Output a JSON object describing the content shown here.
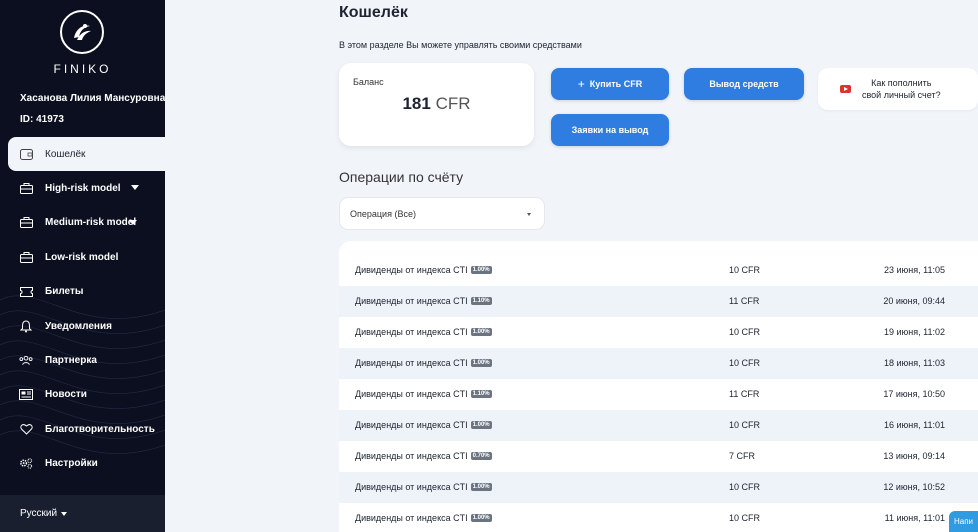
{
  "sidebar": {
    "brand": "FINIKO",
    "user_name": "Хасанова Лилия Мансуровна",
    "user_id": "ID: 41973",
    "items": [
      {
        "label": "Кошелёк",
        "icon": "wallet-icon"
      },
      {
        "label": "High-risk model",
        "icon": "briefcase-icon"
      },
      {
        "label": "Medium-risk model",
        "icon": "briefcase-icon"
      },
      {
        "label": "Low-risk model",
        "icon": "briefcase-icon"
      },
      {
        "label": "Билеты",
        "icon": "ticket-icon"
      },
      {
        "label": "Уведомления",
        "icon": "bell-icon"
      },
      {
        "label": "Партнерка",
        "icon": "users-icon"
      },
      {
        "label": "Новости",
        "icon": "newspaper-icon"
      },
      {
        "label": "Благотворительность",
        "icon": "heart-icon"
      },
      {
        "label": "Настройки",
        "icon": "gears-icon"
      }
    ],
    "language": "Русский"
  },
  "main": {
    "title": "Кошелёк",
    "description": "В этом разделе Вы можете управлять своими средствами",
    "balance": {
      "label": "Баланс",
      "amount": "181",
      "currency": "CFR"
    },
    "buttons": {
      "buy": "Купить CFR",
      "withdraw": "Вывод средств",
      "requests": "Заявки на вывод"
    },
    "help": {
      "line1": "Как пополнить",
      "line2": "свой личный счет?"
    },
    "operations_title": "Операции по счёту",
    "filter": {
      "selected": "Операция (Все)"
    },
    "operations": [
      {
        "desc": "Дивиденды от индекса CTI",
        "badge": "1.00%",
        "amount": "10 CFR",
        "date": "23 июня, 11:05"
      },
      {
        "desc": "Дивиденды от индекса CTI",
        "badge": "1.10%",
        "amount": "11 CFR",
        "date": "20 июня, 09:44"
      },
      {
        "desc": "Дивиденды от индекса CTI",
        "badge": "1.00%",
        "amount": "10 CFR",
        "date": "19 июня, 11:02"
      },
      {
        "desc": "Дивиденды от индекса CTI",
        "badge": "1.00%",
        "amount": "10 CFR",
        "date": "18 июня, 11:03"
      },
      {
        "desc": "Дивиденды от индекса CTI",
        "badge": "1.10%",
        "amount": "11 CFR",
        "date": "17 июня, 10:50"
      },
      {
        "desc": "Дивиденды от индекса CTI",
        "badge": "1.00%",
        "amount": "10 CFR",
        "date": "16 июня, 11:01"
      },
      {
        "desc": "Дивиденды от индекса CTI",
        "badge": "0.70%",
        "amount": "7 CFR",
        "date": "13 июня, 09:14"
      },
      {
        "desc": "Дивиденды от индекса CTI",
        "badge": "1.00%",
        "amount": "10 CFR",
        "date": "12 июня, 10:52"
      },
      {
        "desc": "Дивиденды от индекса CTI",
        "badge": "1.00%",
        "amount": "10 CFR",
        "date": "11 июня, 11:01"
      }
    ],
    "corner_button": "Напи"
  },
  "colors": {
    "accent": "#2f7de1",
    "sidebar_bg": "#0b0f1f",
    "page_bg": "#f1f5fa"
  }
}
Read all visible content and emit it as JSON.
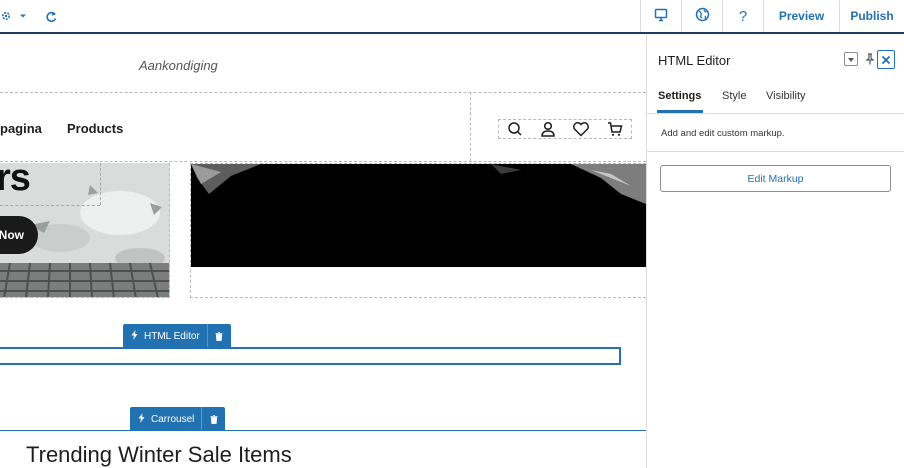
{
  "toolbar": {
    "left_icons": [
      "settings-icon",
      "chevron-down-icon",
      "redo-icon"
    ],
    "right_icons": [
      "desktop-icon",
      "globe-icon"
    ],
    "help_label": "?",
    "preview_label": "Preview",
    "publish_label": "Publish",
    "accent": "#2271b1"
  },
  "canvas": {
    "announcement": "Aankondiging",
    "nav": {
      "links": [
        "pagina",
        "Products"
      ]
    },
    "nav_icons": [
      "search-icon",
      "user-icon",
      "heart-icon",
      "cart-icon"
    ],
    "hero": {
      "title_fragment": "rs",
      "button_fragment": "Now"
    },
    "html_editor_badge": "HTML Editor",
    "carousel_badge": "Carrousel",
    "carousel_title": "Trending Winter Sale Items"
  },
  "panel": {
    "title": "HTML Editor",
    "tabs": [
      "Settings",
      "Style",
      "Visibility"
    ],
    "active_tab": "Settings",
    "help_text": "Add and edit custom markup.",
    "edit_button": "Edit Markup"
  }
}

== == ==

> [Short task]
Copy out the lines in which the string "JSON" appears.

> [The reply]
Output a JSON object describing the content shown here.
Read all visible content and emit it as JSON.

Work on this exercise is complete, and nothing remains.